Stated goal>
Search the material and gather each line with "JSON" in it.

----- Provided material

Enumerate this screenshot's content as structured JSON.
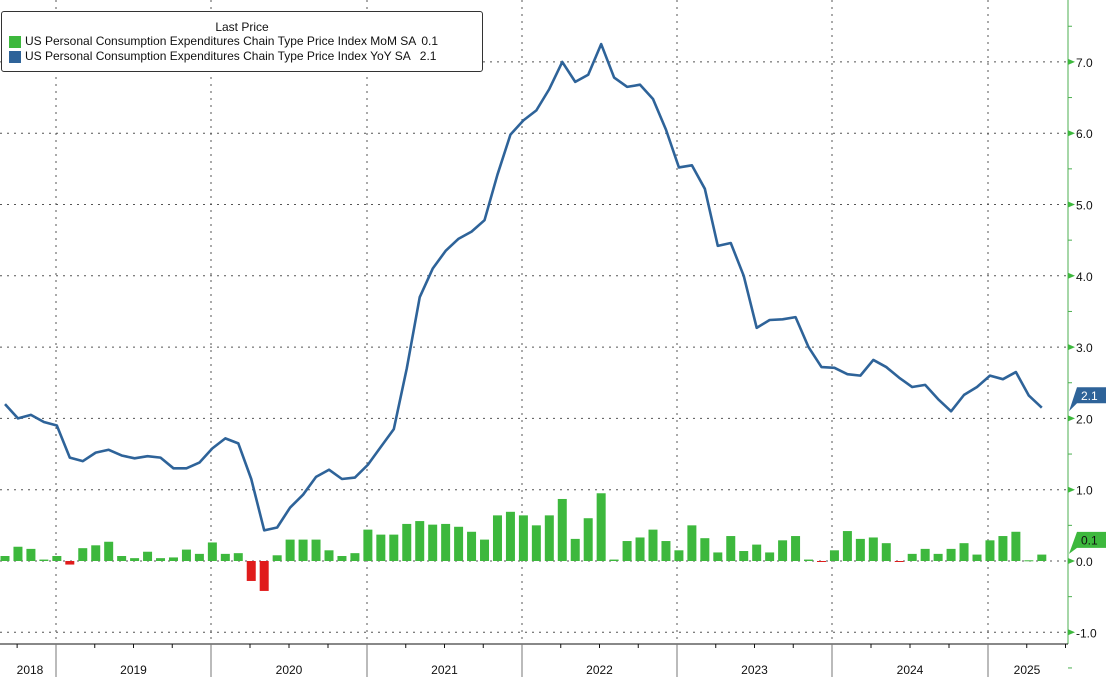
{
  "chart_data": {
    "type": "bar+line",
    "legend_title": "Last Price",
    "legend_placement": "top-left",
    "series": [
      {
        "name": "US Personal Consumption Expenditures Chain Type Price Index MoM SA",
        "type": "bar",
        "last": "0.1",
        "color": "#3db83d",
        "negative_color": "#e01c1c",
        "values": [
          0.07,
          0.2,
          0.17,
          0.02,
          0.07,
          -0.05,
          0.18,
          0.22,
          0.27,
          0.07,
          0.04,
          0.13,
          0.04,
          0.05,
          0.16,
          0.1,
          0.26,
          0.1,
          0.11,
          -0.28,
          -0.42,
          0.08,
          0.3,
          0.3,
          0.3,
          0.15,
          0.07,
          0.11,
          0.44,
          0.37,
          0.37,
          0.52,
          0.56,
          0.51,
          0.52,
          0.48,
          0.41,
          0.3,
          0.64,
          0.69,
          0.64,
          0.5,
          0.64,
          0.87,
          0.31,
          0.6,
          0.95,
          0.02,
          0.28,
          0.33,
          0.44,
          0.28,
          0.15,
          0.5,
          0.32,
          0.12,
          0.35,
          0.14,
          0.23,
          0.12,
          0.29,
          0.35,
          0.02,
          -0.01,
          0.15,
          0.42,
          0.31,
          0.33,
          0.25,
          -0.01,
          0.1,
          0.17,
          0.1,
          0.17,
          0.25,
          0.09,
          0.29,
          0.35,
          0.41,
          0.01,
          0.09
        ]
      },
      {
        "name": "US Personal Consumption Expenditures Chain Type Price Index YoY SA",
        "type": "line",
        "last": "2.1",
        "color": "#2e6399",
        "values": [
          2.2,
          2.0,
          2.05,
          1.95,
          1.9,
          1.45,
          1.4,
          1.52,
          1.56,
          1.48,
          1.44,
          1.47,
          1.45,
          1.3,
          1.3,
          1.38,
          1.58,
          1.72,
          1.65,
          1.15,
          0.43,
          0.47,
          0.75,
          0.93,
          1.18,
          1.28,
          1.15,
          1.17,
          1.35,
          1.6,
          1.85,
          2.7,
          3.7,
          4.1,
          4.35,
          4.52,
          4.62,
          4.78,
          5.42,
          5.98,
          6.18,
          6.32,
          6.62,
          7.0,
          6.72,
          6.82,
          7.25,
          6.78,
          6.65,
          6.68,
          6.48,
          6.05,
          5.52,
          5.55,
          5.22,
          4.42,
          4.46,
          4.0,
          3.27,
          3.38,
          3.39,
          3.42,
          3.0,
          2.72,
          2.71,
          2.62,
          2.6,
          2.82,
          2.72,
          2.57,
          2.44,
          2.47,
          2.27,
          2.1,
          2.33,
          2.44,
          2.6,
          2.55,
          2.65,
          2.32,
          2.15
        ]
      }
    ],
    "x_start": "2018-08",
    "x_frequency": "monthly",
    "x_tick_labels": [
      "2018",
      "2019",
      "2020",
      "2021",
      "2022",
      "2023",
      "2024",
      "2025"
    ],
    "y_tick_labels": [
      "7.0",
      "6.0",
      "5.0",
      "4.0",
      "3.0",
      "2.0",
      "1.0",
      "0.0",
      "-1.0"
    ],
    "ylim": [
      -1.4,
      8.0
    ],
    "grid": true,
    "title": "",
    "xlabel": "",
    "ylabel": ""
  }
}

----------
----- Provided material

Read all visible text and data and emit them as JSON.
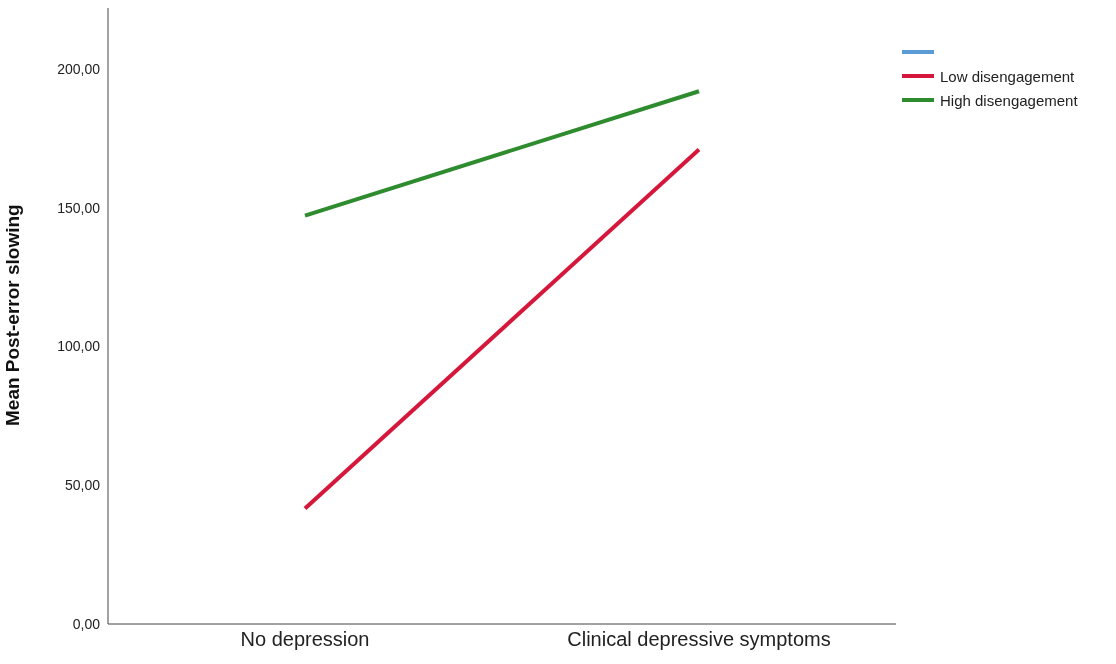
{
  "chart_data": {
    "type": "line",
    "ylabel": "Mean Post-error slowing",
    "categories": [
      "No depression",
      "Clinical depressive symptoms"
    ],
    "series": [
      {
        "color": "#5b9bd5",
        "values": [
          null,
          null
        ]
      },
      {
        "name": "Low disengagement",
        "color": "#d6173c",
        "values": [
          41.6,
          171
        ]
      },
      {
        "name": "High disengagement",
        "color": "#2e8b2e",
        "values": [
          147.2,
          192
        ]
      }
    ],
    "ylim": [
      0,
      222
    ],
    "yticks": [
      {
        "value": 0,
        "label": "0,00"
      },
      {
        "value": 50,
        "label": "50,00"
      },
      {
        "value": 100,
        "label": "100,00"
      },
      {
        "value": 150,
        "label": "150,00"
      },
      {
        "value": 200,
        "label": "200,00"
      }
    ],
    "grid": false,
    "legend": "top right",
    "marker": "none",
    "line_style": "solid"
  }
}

----------
----- Provided material

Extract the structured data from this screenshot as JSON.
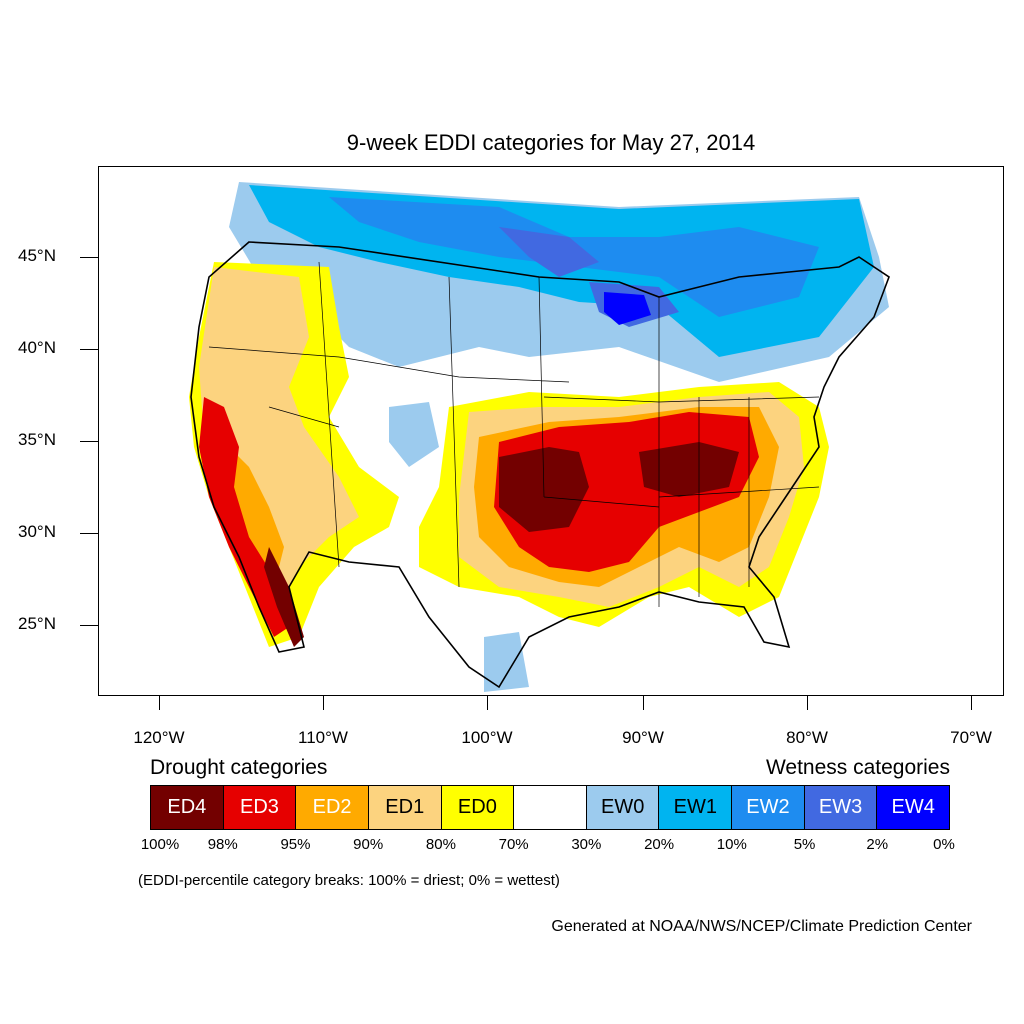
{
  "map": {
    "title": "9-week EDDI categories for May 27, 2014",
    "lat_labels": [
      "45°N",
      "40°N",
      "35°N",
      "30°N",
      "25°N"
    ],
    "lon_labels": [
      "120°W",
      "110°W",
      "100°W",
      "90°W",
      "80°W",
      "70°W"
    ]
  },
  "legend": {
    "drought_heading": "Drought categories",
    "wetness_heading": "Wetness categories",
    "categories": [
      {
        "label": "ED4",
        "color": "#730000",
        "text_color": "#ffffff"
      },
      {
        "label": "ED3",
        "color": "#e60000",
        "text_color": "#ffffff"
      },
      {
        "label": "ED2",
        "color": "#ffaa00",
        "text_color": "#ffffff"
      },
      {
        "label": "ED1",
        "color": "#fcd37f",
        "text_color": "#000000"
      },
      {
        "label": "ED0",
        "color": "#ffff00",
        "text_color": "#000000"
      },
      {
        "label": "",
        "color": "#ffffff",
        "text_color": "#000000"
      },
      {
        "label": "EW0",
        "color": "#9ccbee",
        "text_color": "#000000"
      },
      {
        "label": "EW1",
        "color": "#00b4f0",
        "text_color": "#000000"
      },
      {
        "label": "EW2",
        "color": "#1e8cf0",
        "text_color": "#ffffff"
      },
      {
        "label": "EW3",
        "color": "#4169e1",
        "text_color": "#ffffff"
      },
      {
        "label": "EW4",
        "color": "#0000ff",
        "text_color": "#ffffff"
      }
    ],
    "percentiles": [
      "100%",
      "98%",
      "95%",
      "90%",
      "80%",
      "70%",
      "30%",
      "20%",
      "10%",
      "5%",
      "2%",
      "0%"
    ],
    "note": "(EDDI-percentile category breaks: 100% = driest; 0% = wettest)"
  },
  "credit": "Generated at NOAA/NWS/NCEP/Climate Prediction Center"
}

----------

Problem solution>
Enumerate this screenshot's content as structured JSON.
Read all visible text and data and emit them as JSON.
Extract the structured data from this screenshot as JSON.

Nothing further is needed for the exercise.